INSTRUCTIONS FOR THE TASK:
Below is a block of records. Copy every line in it that contains the word "page".
*** RECORDS SUPPLIED ***
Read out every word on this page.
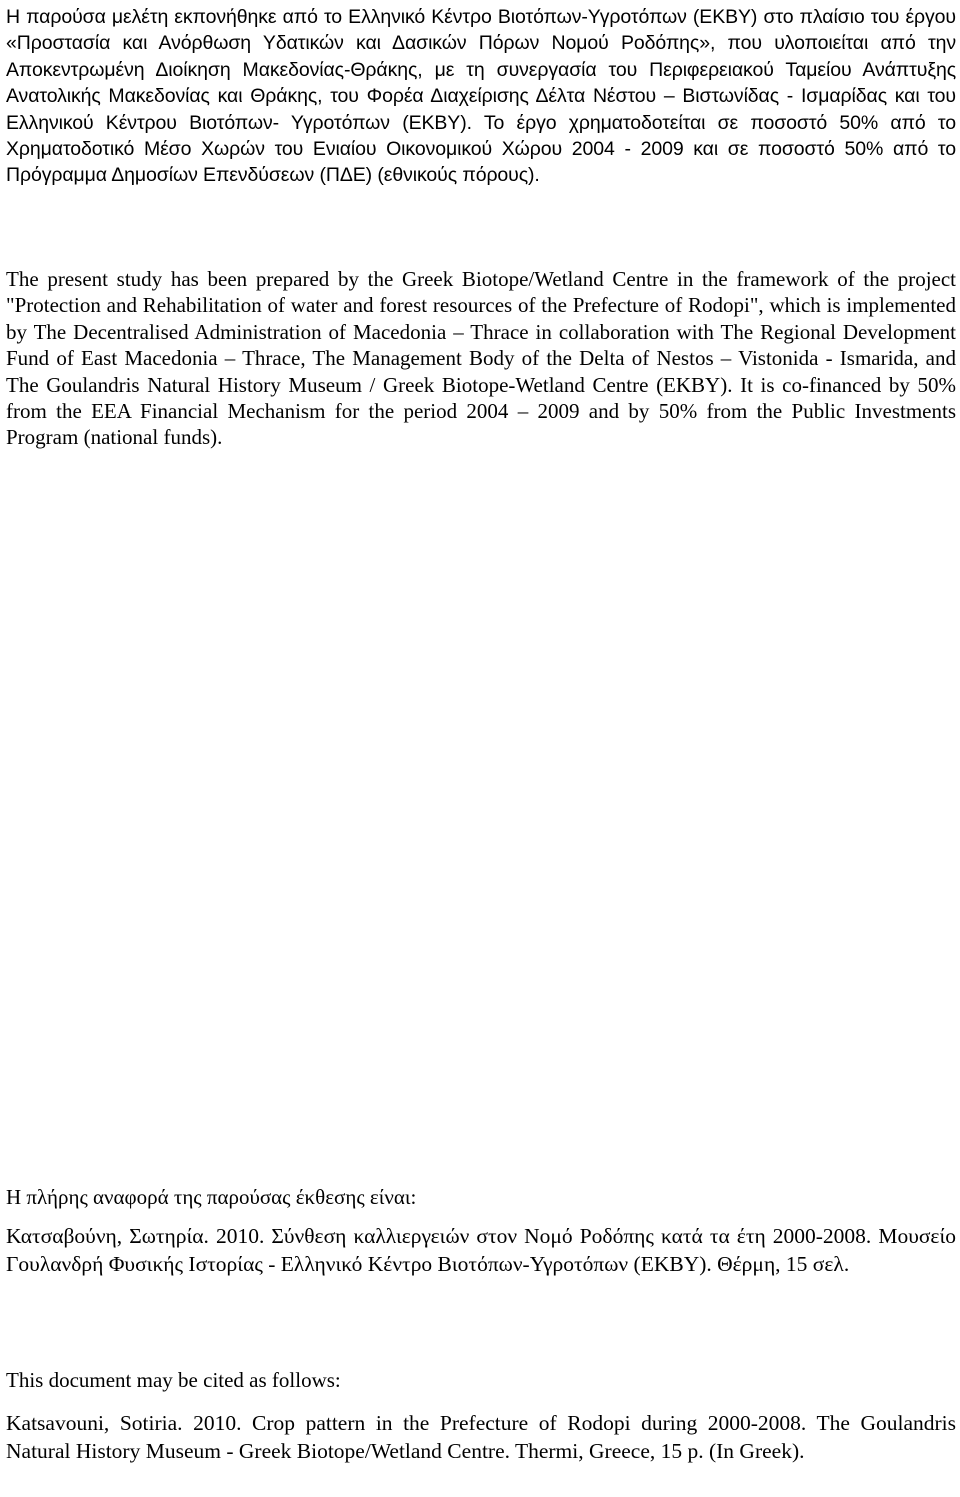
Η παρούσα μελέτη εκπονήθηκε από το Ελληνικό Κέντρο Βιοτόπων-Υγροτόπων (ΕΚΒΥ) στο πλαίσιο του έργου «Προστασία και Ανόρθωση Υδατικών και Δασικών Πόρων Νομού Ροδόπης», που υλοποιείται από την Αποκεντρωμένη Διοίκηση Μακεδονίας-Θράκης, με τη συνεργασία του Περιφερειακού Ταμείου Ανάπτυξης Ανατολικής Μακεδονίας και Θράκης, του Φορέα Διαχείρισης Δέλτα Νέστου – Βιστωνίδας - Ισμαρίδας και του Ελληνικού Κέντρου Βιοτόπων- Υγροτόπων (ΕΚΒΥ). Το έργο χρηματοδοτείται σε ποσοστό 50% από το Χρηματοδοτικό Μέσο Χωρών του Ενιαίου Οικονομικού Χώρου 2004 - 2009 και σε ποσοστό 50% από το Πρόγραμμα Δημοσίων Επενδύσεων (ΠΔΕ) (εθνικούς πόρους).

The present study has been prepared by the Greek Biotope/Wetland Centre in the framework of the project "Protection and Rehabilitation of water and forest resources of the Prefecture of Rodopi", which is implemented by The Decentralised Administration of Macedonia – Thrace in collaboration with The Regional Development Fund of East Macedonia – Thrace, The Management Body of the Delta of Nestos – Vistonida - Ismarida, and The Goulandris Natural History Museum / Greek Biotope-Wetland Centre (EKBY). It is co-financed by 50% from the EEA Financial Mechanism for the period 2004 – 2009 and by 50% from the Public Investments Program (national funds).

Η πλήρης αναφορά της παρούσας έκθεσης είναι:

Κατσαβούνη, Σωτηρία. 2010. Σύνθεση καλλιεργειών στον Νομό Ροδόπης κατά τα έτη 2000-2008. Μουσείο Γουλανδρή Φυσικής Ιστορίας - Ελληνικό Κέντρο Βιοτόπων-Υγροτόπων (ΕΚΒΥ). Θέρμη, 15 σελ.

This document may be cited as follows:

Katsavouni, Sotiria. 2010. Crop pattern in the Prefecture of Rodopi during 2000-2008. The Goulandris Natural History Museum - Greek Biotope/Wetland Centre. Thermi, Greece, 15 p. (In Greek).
***
*** RECORDS SUPPLIED ***
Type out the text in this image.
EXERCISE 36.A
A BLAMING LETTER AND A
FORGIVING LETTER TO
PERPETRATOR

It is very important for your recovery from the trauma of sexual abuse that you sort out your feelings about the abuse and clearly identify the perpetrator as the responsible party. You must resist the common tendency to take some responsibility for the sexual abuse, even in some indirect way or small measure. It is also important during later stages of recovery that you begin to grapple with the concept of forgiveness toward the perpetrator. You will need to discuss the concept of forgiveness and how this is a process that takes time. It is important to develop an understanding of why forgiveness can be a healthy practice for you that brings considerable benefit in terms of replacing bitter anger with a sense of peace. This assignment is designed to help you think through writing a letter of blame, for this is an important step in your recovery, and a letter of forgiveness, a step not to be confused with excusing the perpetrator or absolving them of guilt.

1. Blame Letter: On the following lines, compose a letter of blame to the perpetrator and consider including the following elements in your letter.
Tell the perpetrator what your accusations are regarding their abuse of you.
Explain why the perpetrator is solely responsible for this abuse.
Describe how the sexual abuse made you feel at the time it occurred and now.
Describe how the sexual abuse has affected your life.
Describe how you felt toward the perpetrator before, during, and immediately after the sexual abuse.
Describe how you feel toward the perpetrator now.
***
*** RECORDS SUPPLIED ***
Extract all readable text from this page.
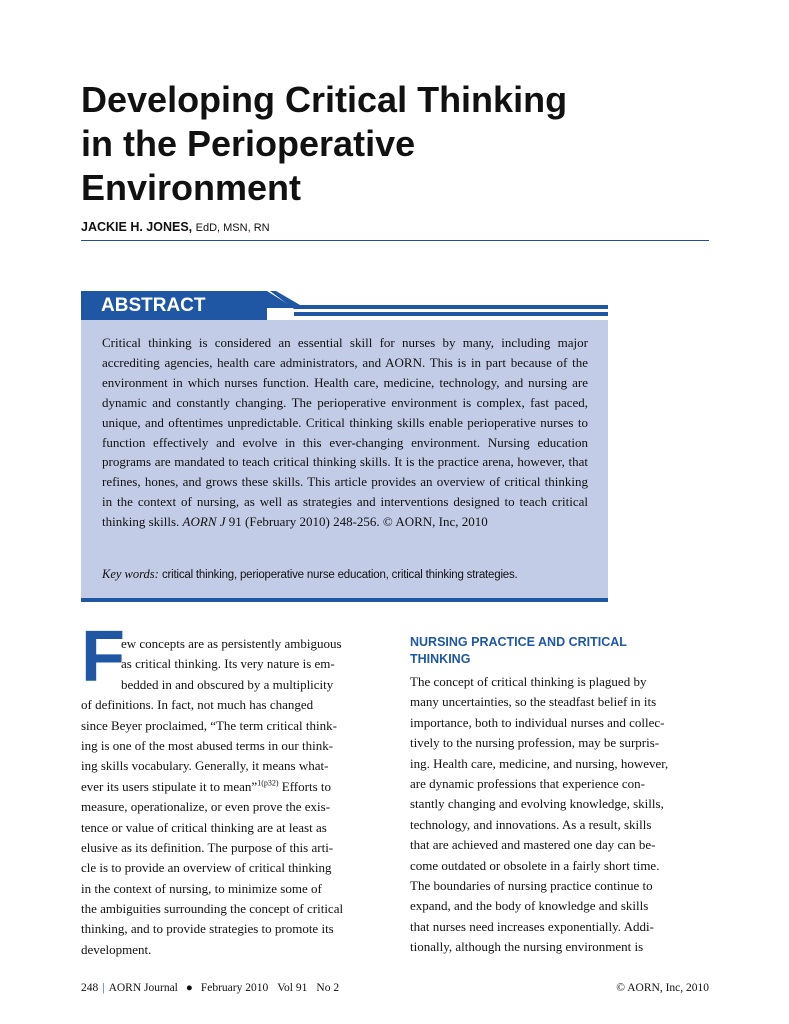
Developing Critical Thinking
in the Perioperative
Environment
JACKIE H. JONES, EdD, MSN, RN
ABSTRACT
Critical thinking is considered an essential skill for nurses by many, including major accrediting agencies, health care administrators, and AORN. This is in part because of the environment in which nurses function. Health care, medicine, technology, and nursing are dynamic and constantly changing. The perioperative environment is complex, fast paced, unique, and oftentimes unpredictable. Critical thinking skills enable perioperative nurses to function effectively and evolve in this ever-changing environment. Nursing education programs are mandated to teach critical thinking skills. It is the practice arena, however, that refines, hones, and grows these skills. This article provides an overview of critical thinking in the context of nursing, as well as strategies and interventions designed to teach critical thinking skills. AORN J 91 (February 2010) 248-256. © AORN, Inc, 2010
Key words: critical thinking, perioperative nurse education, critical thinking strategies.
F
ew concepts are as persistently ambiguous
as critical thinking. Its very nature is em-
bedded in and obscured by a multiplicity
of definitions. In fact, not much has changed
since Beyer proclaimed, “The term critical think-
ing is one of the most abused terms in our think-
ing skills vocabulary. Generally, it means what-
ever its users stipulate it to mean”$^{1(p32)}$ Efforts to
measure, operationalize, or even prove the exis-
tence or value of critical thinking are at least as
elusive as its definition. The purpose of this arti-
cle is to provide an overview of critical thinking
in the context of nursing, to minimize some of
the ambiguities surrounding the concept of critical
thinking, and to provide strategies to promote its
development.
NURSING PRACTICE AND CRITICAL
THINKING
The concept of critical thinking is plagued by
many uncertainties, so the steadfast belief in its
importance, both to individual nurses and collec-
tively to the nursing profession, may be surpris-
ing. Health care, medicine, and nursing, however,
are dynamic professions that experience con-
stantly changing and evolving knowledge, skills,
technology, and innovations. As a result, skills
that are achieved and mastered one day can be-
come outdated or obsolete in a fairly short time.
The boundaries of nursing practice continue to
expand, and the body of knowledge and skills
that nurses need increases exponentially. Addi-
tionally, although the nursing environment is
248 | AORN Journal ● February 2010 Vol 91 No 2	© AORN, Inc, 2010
***
TASK ANSWER:
Read out every word on this page.
Extract all readable text from this page.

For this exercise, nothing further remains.